>> BEGIN RECORDS FOR PROCESSING

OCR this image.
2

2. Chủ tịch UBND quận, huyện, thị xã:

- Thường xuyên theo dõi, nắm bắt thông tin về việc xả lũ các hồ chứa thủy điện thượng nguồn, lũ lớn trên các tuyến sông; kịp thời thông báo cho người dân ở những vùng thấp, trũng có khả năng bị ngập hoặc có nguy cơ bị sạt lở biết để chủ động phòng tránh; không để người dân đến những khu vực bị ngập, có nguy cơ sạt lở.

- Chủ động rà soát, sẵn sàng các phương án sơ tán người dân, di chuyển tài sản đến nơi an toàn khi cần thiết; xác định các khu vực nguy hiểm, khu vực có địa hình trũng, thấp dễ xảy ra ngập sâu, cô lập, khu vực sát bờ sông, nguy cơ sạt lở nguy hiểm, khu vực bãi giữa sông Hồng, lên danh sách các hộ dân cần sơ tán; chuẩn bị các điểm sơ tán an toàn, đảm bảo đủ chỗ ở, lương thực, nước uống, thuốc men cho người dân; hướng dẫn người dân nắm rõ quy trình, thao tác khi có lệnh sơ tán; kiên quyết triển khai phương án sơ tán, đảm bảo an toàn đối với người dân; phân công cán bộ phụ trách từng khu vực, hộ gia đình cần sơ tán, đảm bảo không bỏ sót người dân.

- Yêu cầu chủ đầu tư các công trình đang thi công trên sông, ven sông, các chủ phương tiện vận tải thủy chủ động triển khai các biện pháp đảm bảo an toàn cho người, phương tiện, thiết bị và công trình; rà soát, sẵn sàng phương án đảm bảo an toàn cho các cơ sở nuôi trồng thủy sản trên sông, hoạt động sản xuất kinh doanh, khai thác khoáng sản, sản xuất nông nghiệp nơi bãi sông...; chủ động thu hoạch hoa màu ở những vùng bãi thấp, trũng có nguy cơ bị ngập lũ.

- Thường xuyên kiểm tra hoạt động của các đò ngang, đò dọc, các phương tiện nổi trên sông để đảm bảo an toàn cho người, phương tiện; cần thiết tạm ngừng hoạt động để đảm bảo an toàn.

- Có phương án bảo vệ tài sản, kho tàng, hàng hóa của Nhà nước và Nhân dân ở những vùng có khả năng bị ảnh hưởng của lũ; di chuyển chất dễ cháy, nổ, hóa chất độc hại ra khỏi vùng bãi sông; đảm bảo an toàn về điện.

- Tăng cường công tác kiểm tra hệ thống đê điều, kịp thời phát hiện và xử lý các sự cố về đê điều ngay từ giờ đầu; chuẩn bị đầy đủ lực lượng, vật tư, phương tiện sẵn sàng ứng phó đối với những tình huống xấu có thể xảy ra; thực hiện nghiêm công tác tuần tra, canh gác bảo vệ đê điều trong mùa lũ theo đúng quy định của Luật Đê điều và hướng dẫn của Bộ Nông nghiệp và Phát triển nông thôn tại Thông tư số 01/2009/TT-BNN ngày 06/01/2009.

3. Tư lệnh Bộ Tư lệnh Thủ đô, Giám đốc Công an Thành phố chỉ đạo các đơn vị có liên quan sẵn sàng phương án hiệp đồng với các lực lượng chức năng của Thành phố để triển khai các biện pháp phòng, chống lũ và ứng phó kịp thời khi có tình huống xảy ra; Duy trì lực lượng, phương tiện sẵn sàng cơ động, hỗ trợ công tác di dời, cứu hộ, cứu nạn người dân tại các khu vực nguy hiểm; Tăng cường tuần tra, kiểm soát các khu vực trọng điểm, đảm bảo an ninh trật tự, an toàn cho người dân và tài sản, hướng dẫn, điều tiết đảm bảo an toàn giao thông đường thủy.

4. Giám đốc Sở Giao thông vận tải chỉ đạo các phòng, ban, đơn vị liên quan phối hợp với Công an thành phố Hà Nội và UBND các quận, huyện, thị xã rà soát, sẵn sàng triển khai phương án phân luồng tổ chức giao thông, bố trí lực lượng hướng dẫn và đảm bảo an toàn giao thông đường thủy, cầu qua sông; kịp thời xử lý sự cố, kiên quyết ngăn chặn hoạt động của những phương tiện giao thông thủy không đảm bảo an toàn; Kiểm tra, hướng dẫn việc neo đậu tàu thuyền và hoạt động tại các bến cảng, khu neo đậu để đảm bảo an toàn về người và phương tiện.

>> END RECORDS FOR PROCESSING

* **REQUIRED WORK**
Copy out every line holding the string "quận".

* **WRITTEN ANSWER**
2. Chủ tịch UBND quận, huyện, thị xã:
4. Giám đốc Sở Giao thông vận tải chỉ đạo các phòng, ban, đơn vị liên quan phối hợp với Công an thành phố Hà Nội và UBND các quận, huyện, thị xã rà soát, sẵn sàng triển khai phương án phân luồng tổ chức giao thông, bố trí lực lượng hướng dẫn và đảm bảo an toàn giao thông đường thủy, cầu qua sông; kịp thời xử lý sự cố, kiên quyết ngăn chặn hoạt động của những phương tiện giao thông thủy không đảm bảo an toàn; Kiểm tra, hướng dẫn việc neo đậu tàu thuyền và hoạt động tại các bến cảng, khu neo đậu để đảm bảo an toàn về người và phương tiện.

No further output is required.